--- start of Data to use ---
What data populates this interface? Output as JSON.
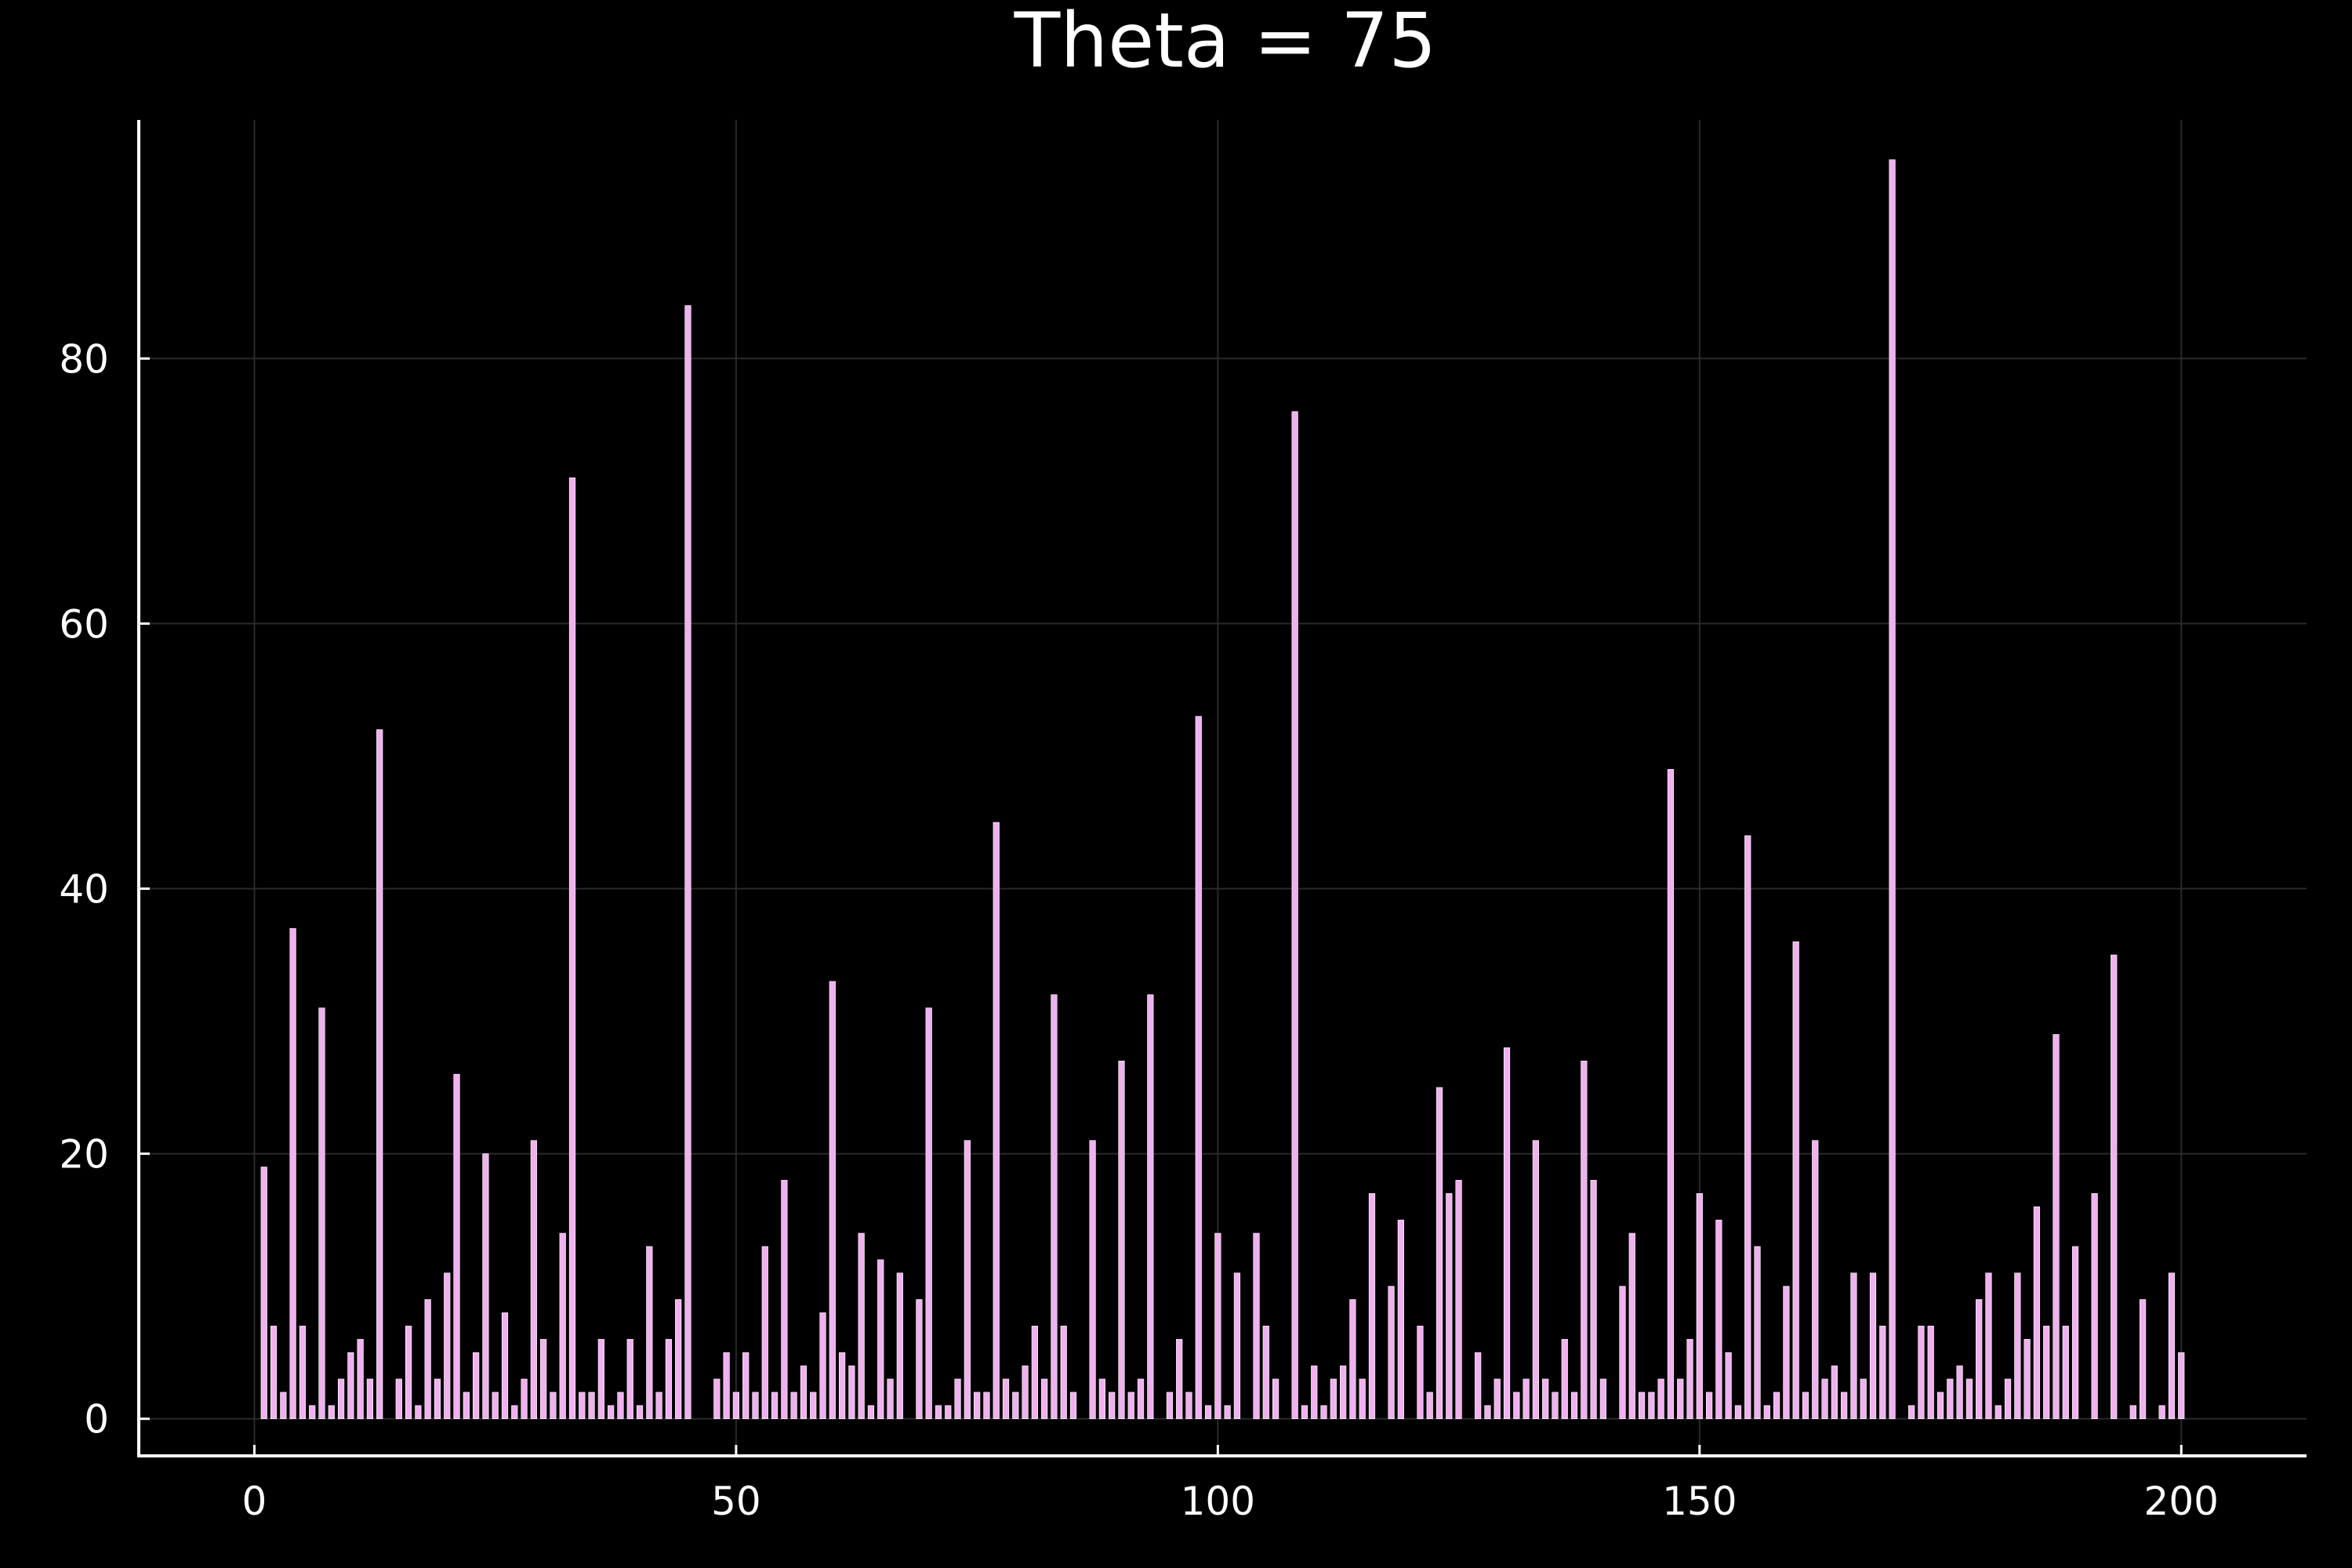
{
  "chart_data": {
    "type": "bar",
    "title": "Theta = 75",
    "xlabel": "",
    "ylabel": "",
    "xlim": [
      -12,
      213
    ],
    "ylim": [
      -2.8,
      98
    ],
    "xticks": [
      0,
      50,
      100,
      150,
      200
    ],
    "yticks": [
      0,
      20,
      40,
      60,
      80
    ],
    "grid": true,
    "legend": "none",
    "bar_color": "#f0b1ef",
    "background": "#000000",
    "x": [
      1,
      2,
      3,
      4,
      5,
      6,
      7,
      8,
      9,
      10,
      11,
      12,
      13,
      14,
      15,
      16,
      17,
      18,
      19,
      20,
      21,
      22,
      23,
      24,
      25,
      26,
      27,
      28,
      29,
      30,
      31,
      32,
      33,
      34,
      35,
      36,
      37,
      38,
      39,
      40,
      41,
      42,
      43,
      44,
      45,
      46,
      47,
      48,
      49,
      50,
      51,
      52,
      53,
      54,
      55,
      56,
      57,
      58,
      59,
      60,
      61,
      62,
      63,
      64,
      65,
      66,
      67,
      68,
      69,
      70,
      71,
      72,
      73,
      74,
      75,
      76,
      77,
      78,
      79,
      80,
      81,
      82,
      83,
      84,
      85,
      86,
      87,
      88,
      89,
      90,
      91,
      92,
      93,
      94,
      95,
      96,
      97,
      98,
      99,
      100,
      101,
      102,
      103,
      104,
      105,
      106,
      107,
      108,
      109,
      110,
      111,
      112,
      113,
      114,
      115,
      116,
      117,
      118,
      119,
      120,
      121,
      122,
      123,
      124,
      125,
      126,
      127,
      128,
      129,
      130,
      131,
      132,
      133,
      134,
      135,
      136,
      137,
      138,
      139,
      140,
      141,
      142,
      143,
      144,
      145,
      146,
      147,
      148,
      149,
      150,
      151,
      152,
      153,
      154,
      155,
      156,
      157,
      158,
      159,
      160,
      161,
      162,
      163,
      164,
      165,
      166,
      167,
      168,
      169,
      170,
      171,
      172,
      173,
      174,
      175,
      176,
      177,
      178,
      179,
      180,
      181,
      182,
      183,
      184,
      185,
      186,
      187,
      188,
      189,
      190,
      191,
      192,
      193,
      194,
      195,
      196,
      197,
      198,
      199,
      200
    ],
    "values": [
      19,
      7,
      2,
      37,
      7,
      1,
      31,
      1,
      3,
      5,
      6,
      3,
      52,
      0,
      3,
      7,
      1,
      9,
      3,
      11,
      26,
      2,
      5,
      20,
      2,
      8,
      1,
      3,
      21,
      6,
      2,
      14,
      71,
      2,
      2,
      6,
      1,
      2,
      6,
      1,
      13,
      2,
      6,
      9,
      84,
      0,
      0,
      3,
      5,
      2,
      5,
      2,
      13,
      2,
      18,
      2,
      4,
      2,
      8,
      33,
      5,
      4,
      14,
      1,
      12,
      3,
      11,
      0,
      9,
      31,
      1,
      1,
      3,
      21,
      2,
      2,
      45,
      3,
      2,
      4,
      7,
      3,
      32,
      7,
      2,
      0,
      21,
      3,
      2,
      27,
      2,
      3,
      32,
      0,
      2,
      6,
      2,
      53,
      1,
      14,
      1,
      11,
      0,
      14,
      7,
      3,
      0,
      76,
      1,
      4,
      1,
      3,
      4,
      9,
      3,
      17,
      0,
      10,
      15,
      0,
      7,
      2,
      25,
      17,
      18,
      0,
      5,
      1,
      3,
      28,
      2,
      3,
      21,
      3,
      2,
      6,
      2,
      27,
      18,
      3,
      0,
      10,
      14,
      2,
      2,
      3,
      49,
      3,
      6,
      17,
      2,
      15,
      5,
      1,
      44,
      13,
      1,
      2,
      10,
      36,
      2,
      21,
      3,
      4,
      2,
      11,
      3,
      11,
      7,
      95,
      0,
      1,
      7,
      7,
      2,
      3,
      4,
      3,
      9,
      11,
      1,
      3,
      11,
      6,
      16,
      7,
      29,
      7,
      13,
      0,
      17,
      0,
      35,
      0,
      1,
      9,
      0,
      1,
      11,
      5
    ]
  }
}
--- end of Data to use ---
Your task ▸
The records above should be reproduced exactly, with no pictures included.

The output ▸
What data populates this interface? Output as JSON.
{
  "chart_data": {
    "type": "bar",
    "title": "Theta = 75",
    "xlabel": "",
    "ylabel": "",
    "xlim": [
      -12,
      213
    ],
    "ylim": [
      -2.8,
      98
    ],
    "xticks": [
      0,
      50,
      100,
      150,
      200
    ],
    "yticks": [
      0,
      20,
      40,
      60,
      80
    ],
    "grid": true,
    "legend": "none",
    "bar_color": "#f0b1ef",
    "background": "#000000",
    "x": [
      1,
      2,
      3,
      4,
      5,
      6,
      7,
      8,
      9,
      10,
      11,
      12,
      13,
      14,
      15,
      16,
      17,
      18,
      19,
      20,
      21,
      22,
      23,
      24,
      25,
      26,
      27,
      28,
      29,
      30,
      31,
      32,
      33,
      34,
      35,
      36,
      37,
      38,
      39,
      40,
      41,
      42,
      43,
      44,
      45,
      46,
      47,
      48,
      49,
      50,
      51,
      52,
      53,
      54,
      55,
      56,
      57,
      58,
      59,
      60,
      61,
      62,
      63,
      64,
      65,
      66,
      67,
      68,
      69,
      70,
      71,
      72,
      73,
      74,
      75,
      76,
      77,
      78,
      79,
      80,
      81,
      82,
      83,
      84,
      85,
      86,
      87,
      88,
      89,
      90,
      91,
      92,
      93,
      94,
      95,
      96,
      97,
      98,
      99,
      100,
      101,
      102,
      103,
      104,
      105,
      106,
      107,
      108,
      109,
      110,
      111,
      112,
      113,
      114,
      115,
      116,
      117,
      118,
      119,
      120,
      121,
      122,
      123,
      124,
      125,
      126,
      127,
      128,
      129,
      130,
      131,
      132,
      133,
      134,
      135,
      136,
      137,
      138,
      139,
      140,
      141,
      142,
      143,
      144,
      145,
      146,
      147,
      148,
      149,
      150,
      151,
      152,
      153,
      154,
      155,
      156,
      157,
      158,
      159,
      160,
      161,
      162,
      163,
      164,
      165,
      166,
      167,
      168,
      169,
      170,
      171,
      172,
      173,
      174,
      175,
      176,
      177,
      178,
      179,
      180,
      181,
      182,
      183,
      184,
      185,
      186,
      187,
      188,
      189,
      190,
      191,
      192,
      193,
      194,
      195,
      196,
      197,
      198,
      199,
      200
    ],
    "values": [
      19,
      7,
      2,
      37,
      7,
      1,
      31,
      1,
      3,
      5,
      6,
      3,
      52,
      0,
      3,
      7,
      1,
      9,
      3,
      11,
      26,
      2,
      5,
      20,
      2,
      8,
      1,
      3,
      21,
      6,
      2,
      14,
      71,
      2,
      2,
      6,
      1,
      2,
      6,
      1,
      13,
      2,
      6,
      9,
      84,
      0,
      0,
      3,
      5,
      2,
      5,
      2,
      13,
      2,
      18,
      2,
      4,
      2,
      8,
      33,
      5,
      4,
      14,
      1,
      12,
      3,
      11,
      0,
      9,
      31,
      1,
      1,
      3,
      21,
      2,
      2,
      45,
      3,
      2,
      4,
      7,
      3,
      32,
      7,
      2,
      0,
      21,
      3,
      2,
      27,
      2,
      3,
      32,
      0,
      2,
      6,
      2,
      53,
      1,
      14,
      1,
      11,
      0,
      14,
      7,
      3,
      0,
      76,
      1,
      4,
      1,
      3,
      4,
      9,
      3,
      17,
      0,
      10,
      15,
      0,
      7,
      2,
      25,
      17,
      18,
      0,
      5,
      1,
      3,
      28,
      2,
      3,
      21,
      3,
      2,
      6,
      2,
      27,
      18,
      3,
      0,
      10,
      14,
      2,
      2,
      3,
      49,
      3,
      6,
      17,
      2,
      15,
      5,
      1,
      44,
      13,
      1,
      2,
      10,
      36,
      2,
      21,
      3,
      4,
      2,
      11,
      3,
      11,
      7,
      95,
      0,
      1,
      7,
      7,
      2,
      3,
      4,
      3,
      9,
      11,
      1,
      3,
      11,
      6,
      16,
      7,
      29,
      7,
      13,
      0,
      17,
      0,
      35,
      0,
      1,
      9,
      0,
      1,
      11,
      5
    ]
  }
}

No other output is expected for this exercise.